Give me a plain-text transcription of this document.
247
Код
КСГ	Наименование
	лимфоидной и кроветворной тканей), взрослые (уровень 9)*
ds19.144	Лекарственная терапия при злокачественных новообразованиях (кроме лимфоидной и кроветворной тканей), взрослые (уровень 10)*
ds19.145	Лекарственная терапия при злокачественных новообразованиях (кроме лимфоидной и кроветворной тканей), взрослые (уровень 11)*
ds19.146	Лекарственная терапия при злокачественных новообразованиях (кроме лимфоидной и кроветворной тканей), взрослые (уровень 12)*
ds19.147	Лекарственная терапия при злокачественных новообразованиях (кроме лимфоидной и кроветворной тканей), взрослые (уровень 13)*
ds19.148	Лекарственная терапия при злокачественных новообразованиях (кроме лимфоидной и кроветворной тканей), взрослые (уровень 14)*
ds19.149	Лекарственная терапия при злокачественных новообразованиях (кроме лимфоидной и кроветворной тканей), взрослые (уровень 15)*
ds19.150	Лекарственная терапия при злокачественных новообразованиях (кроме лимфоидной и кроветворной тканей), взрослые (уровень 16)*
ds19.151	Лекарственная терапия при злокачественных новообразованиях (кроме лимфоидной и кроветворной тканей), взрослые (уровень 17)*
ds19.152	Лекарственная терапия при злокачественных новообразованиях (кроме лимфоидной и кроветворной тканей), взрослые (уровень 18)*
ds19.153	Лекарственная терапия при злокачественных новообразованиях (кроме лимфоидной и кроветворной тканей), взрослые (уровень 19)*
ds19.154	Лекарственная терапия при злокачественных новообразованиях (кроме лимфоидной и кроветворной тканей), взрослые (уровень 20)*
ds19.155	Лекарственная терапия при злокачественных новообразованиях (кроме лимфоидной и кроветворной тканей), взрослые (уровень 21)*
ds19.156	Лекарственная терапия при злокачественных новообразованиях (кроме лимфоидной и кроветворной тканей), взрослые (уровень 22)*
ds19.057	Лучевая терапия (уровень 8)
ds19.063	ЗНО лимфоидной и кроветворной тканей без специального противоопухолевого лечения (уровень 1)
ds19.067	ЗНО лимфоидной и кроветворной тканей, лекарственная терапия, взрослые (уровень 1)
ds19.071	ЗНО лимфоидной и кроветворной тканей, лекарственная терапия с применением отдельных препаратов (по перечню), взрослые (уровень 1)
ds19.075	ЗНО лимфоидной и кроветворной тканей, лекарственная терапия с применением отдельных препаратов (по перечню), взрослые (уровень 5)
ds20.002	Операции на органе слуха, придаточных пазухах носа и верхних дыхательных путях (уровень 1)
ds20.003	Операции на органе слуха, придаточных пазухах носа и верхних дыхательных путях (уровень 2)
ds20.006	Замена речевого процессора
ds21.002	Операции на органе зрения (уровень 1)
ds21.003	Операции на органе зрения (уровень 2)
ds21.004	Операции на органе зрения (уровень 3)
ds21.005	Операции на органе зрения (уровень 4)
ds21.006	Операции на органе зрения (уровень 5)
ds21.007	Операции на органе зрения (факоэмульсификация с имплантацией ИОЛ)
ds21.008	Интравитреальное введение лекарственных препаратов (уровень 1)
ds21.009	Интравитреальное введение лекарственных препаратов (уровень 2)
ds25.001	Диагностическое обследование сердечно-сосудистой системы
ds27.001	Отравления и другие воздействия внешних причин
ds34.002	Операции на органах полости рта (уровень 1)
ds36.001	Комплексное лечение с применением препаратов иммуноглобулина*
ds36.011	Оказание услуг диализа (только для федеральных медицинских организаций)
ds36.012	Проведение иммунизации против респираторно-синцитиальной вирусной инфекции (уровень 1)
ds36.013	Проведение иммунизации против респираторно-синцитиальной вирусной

DIRECTIONS FOR THIS TASK: Your task is to transcribe the listing above in full, exactly as given.

SOLUTION TO THIS TASK:
Give me a plain-text transcription of this document.
247
Код
КСГ	Наименование
	лимфоидной и кроветворной тканей), взрослые (уровень 9)*
ds19.144	Лекарственная терапия при злокачественных новообразованиях (кроме лимфоидной и кроветворной тканей), взрослые (уровень 10)*
ds19.145	Лекарственная терапия при злокачественных новообразованиях (кроме лимфоидной и кроветворной тканей), взрослые (уровень 11)*
ds19.146	Лекарственная терапия при злокачественных новообразованиях (кроме лимфоидной и кроветворной тканей), взрослые (уровень 12)*
ds19.147	Лекарственная терапия при злокачественных новообразованиях (кроме лимфоидной и кроветворной тканей), взрослые (уровень 13)*
ds19.148	Лекарственная терапия при злокачественных новообразованиях (кроме лимфоидной и кроветворной тканей), взрослые (уровень 14)*
ds19.149	Лекарственная терапия при злокачественных новообразованиях (кроме лимфоидной и кроветворной тканей), взрослые (уровень 15)*
ds19.150	Лекарственная терапия при злокачественных новообразованиях (кроме лимфоидной и кроветворной тканей), взрослые (уровень 16)*
ds19.151	Лекарственная терапия при злокачественных новообразованиях (кроме лимфоидной и кроветворной тканей), взрослые (уровень 17)*
ds19.152	Лекарственная терапия при злокачественных новообразованиях (кроме лимфоидной и кроветворной тканей), взрослые (уровень 18)*
ds19.153	Лекарственная терапия при злокачественных новообразованиях (кроме лимфоидной и кроветворной тканей), взрослые (уровень 19)*
ds19.154	Лекарственная терапия при злокачественных новообразованиях (кроме лимфоидной и кроветворной тканей), взрослые (уровень 20)*
ds19.155	Лекарственная терапия при злокачественных новообразованиях (кроме лимфоидной и кроветворной тканей), взрослые (уровень 21)*
ds19.156	Лекарственная терапия при злокачественных новообразованиях (кроме лимфоидной и кроветворной тканей), взрослые (уровень 22)*
ds19.057	Лучевая терапия (уровень 8)
ds19.063	ЗНО лимфоидной и кроветворной тканей без специального противоопухолевого лечения (уровень 1)
ds19.067	ЗНО лимфоидной и кроветворной тканей, лекарственная терапия, взрослые (уровень 1)
ds19.071	ЗНО лимфоидной и кроветворной тканей, лекарственная терапия с применением отдельных препаратов (по перечню), взрослые (уровень 1)
ds19.075	ЗНО лимфоидной и кроветворной тканей, лекарственная терапия с применением отдельных препаратов (по перечню), взрослые (уровень 5)
ds20.002	Операции на органе слуха, придаточных пазухах носа и верхних дыхательных путях (уровень 1)
ds20.003	Операции на органе слуха, придаточных пазухах носа и верхних дыхательных путях (уровень 2)
ds20.006	Замена речевого процессора
ds21.002	Операции на органе зрения (уровень 1)
ds21.003	Операции на органе зрения (уровень 2)
ds21.004	Операции на органе зрения (уровень 3)
ds21.005	Операции на органе зрения (уровень 4)
ds21.006	Операции на органе зрения (уровень 5)
ds21.007	Операции на органе зрения (факоэмульсификация с имплантацией ИОЛ)
ds21.008	Интравитреальное введение лекарственных препаратов (уровень 1)
ds21.009	Интравитреальное введение лекарственных препаратов (уровень 2)
ds25.001	Диагностическое обследование сердечно-сосудистой системы
ds27.001	Отравления и другие воздействия внешних причин
ds34.002	Операции на органах полости рта (уровень 1)
ds36.001	Комплексное лечение с применением препаратов иммуноглобулина*
ds36.011	Оказание услуг диализа (только для федеральных медицинских организаций)
ds36.012	Проведение иммунизации против респираторно-синцитиальной вирусной инфекции (уровень 1)
ds36.013	Проведение иммунизации против респираторно-синцитиальной вирусной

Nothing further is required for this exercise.